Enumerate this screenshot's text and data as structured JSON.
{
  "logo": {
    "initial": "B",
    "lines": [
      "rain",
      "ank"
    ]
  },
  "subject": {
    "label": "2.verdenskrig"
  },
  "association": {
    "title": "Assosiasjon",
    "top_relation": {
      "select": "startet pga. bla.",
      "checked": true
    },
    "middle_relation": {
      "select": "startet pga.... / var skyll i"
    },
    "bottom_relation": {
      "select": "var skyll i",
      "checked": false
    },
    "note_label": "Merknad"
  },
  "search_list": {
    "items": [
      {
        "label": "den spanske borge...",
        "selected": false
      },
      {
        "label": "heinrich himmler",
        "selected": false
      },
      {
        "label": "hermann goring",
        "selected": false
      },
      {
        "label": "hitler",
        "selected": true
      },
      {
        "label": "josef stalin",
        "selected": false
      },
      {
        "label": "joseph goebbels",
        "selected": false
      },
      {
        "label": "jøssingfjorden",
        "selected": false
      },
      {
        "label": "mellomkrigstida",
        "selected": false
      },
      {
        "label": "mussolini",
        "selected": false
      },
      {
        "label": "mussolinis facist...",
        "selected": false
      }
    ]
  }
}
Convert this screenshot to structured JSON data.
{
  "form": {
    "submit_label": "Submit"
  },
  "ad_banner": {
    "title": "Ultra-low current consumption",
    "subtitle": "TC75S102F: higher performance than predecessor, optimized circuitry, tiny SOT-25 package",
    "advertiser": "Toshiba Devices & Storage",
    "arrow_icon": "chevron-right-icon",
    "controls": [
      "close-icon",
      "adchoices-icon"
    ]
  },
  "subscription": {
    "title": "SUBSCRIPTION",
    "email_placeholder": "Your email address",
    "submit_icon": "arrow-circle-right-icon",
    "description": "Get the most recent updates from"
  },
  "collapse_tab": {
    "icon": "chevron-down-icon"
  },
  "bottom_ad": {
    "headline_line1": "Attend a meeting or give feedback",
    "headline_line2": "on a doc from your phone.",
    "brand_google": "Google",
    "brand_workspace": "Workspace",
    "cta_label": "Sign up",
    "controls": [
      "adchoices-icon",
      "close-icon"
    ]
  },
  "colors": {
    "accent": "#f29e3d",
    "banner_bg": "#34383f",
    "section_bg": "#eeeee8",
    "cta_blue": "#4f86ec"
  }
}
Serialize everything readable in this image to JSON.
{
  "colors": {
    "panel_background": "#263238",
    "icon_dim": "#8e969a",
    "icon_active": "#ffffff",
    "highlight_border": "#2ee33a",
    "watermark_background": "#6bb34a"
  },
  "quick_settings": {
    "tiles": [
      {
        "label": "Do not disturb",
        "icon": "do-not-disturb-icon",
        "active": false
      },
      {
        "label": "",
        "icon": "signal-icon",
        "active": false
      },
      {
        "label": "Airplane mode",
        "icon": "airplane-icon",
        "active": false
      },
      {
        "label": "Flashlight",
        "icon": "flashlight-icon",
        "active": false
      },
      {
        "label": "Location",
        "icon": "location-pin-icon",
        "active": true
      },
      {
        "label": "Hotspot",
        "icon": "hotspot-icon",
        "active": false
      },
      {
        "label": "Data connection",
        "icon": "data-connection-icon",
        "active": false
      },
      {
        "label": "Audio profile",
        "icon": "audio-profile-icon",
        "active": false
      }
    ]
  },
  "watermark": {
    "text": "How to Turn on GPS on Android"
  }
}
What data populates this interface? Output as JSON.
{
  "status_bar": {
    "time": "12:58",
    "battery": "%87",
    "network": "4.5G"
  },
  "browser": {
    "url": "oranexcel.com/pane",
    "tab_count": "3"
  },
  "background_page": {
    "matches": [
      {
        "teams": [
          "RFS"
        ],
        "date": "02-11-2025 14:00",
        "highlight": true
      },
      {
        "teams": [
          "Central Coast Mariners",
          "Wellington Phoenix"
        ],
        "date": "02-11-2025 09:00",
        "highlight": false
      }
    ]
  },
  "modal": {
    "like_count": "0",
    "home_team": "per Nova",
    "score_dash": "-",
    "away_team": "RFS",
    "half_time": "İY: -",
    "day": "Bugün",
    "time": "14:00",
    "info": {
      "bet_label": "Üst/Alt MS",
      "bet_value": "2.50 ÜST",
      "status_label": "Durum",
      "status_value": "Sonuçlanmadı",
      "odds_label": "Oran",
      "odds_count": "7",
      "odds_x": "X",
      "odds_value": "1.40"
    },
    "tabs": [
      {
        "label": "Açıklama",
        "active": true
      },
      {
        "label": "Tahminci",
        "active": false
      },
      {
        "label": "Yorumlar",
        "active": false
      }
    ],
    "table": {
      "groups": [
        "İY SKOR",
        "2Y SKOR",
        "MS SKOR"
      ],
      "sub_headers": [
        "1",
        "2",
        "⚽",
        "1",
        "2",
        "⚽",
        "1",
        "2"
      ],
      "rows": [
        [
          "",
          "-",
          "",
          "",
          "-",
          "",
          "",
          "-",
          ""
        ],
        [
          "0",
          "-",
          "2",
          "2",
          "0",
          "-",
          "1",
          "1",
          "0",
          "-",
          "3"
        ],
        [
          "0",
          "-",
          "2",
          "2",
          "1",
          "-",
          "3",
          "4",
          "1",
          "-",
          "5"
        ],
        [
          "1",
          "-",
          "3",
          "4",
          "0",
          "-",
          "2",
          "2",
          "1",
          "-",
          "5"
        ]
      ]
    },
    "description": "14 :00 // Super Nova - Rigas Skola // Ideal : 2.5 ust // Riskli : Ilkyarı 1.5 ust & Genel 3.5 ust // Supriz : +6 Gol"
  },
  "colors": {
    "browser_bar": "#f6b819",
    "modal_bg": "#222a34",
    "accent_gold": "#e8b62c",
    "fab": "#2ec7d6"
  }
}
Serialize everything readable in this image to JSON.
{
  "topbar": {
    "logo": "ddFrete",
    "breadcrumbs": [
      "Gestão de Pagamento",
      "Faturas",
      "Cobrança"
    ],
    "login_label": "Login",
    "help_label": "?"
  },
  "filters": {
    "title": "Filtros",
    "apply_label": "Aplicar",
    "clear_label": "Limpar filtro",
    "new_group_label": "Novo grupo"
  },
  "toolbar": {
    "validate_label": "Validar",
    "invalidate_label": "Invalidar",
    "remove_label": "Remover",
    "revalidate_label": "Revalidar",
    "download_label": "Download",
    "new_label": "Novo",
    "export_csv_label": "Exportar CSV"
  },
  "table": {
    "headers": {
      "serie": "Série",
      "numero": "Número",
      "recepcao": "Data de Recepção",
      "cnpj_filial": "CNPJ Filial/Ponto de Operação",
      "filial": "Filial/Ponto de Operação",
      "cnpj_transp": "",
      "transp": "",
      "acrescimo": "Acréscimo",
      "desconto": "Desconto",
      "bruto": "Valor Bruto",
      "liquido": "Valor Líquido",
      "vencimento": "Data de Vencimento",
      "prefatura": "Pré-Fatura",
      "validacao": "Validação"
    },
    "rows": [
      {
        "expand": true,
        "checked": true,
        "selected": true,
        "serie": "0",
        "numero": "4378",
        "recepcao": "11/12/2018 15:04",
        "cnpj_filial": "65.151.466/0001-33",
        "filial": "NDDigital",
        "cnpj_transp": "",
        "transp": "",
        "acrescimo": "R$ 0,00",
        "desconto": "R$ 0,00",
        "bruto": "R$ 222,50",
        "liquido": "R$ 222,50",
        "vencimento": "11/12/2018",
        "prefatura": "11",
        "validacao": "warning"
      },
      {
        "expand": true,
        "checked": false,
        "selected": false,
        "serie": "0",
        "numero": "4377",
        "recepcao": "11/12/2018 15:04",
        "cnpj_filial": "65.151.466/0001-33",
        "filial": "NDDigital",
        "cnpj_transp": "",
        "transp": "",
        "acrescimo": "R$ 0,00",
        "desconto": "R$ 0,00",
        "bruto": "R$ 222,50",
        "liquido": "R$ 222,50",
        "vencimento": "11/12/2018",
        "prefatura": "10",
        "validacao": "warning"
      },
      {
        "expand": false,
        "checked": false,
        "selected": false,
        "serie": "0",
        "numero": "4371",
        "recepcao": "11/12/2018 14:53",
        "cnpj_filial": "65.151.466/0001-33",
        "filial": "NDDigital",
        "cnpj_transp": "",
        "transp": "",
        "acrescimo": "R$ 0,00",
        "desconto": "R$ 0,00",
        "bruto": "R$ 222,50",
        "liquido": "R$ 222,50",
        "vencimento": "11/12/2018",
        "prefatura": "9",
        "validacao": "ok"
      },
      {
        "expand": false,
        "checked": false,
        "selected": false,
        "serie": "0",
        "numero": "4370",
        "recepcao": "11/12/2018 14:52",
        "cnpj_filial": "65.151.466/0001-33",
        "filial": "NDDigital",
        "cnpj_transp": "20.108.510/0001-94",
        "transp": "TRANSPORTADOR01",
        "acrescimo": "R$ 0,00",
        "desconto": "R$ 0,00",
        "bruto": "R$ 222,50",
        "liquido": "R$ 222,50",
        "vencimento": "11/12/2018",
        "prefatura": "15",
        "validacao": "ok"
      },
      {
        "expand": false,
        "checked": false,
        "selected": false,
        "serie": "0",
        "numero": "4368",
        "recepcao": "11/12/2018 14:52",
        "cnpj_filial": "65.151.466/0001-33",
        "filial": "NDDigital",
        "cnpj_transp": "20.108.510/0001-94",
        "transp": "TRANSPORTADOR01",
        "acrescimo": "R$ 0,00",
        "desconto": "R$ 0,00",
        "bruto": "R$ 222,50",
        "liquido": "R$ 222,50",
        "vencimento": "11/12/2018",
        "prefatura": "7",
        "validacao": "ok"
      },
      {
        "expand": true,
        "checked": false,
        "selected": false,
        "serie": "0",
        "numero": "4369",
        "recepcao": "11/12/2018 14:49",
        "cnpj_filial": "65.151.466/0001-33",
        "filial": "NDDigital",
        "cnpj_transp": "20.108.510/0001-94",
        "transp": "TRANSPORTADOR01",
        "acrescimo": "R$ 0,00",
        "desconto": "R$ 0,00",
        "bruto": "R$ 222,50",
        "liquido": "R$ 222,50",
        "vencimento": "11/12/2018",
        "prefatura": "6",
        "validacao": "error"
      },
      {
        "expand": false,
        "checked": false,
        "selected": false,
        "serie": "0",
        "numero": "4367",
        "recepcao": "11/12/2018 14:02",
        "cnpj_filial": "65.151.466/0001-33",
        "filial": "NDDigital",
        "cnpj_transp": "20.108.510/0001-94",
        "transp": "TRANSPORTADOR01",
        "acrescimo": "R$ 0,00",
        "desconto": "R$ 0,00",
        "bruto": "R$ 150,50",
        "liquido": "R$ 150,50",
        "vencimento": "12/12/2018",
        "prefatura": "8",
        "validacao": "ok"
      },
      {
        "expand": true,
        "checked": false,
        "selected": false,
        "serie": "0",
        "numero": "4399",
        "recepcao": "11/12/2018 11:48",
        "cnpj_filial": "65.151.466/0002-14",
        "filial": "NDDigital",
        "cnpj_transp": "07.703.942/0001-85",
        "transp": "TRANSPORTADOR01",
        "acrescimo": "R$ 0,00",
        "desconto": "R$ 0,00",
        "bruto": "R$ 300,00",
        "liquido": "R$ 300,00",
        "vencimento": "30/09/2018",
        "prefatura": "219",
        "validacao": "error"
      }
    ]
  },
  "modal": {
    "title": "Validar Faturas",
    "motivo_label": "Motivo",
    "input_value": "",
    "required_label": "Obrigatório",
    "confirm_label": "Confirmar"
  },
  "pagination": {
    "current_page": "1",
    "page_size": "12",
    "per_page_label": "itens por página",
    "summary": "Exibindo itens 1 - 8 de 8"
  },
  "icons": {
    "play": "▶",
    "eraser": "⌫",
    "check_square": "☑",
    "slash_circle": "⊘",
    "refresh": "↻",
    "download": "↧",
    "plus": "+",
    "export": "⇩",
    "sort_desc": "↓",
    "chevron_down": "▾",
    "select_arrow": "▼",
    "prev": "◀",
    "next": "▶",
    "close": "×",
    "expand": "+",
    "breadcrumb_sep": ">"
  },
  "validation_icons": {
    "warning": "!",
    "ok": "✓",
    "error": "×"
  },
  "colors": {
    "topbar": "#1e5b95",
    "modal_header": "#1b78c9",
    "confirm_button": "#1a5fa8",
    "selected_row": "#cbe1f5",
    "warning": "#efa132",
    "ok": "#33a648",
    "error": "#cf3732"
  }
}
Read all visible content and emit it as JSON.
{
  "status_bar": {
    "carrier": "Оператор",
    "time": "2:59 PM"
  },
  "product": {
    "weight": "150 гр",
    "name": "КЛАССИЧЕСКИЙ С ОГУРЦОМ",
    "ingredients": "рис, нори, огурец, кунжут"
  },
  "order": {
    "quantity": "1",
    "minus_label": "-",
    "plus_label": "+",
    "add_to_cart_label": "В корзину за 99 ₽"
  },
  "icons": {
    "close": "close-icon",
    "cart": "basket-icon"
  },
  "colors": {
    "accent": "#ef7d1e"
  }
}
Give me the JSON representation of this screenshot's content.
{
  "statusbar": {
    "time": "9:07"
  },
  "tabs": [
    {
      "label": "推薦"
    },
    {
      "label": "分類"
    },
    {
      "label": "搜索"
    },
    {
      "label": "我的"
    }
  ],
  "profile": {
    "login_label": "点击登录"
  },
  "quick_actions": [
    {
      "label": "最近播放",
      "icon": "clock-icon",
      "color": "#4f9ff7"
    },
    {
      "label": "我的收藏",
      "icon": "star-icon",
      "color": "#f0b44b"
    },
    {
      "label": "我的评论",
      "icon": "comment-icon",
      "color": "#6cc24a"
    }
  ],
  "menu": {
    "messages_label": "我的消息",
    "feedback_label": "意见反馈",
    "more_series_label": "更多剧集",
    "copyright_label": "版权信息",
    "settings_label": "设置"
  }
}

GIVEN REQUEST –
Isolate the lines above that contain the word "close" and copy them.

THE SOLUTION –
      "close-icon",
      "close-icon"
    "close": "×",
    "close": "close-icon",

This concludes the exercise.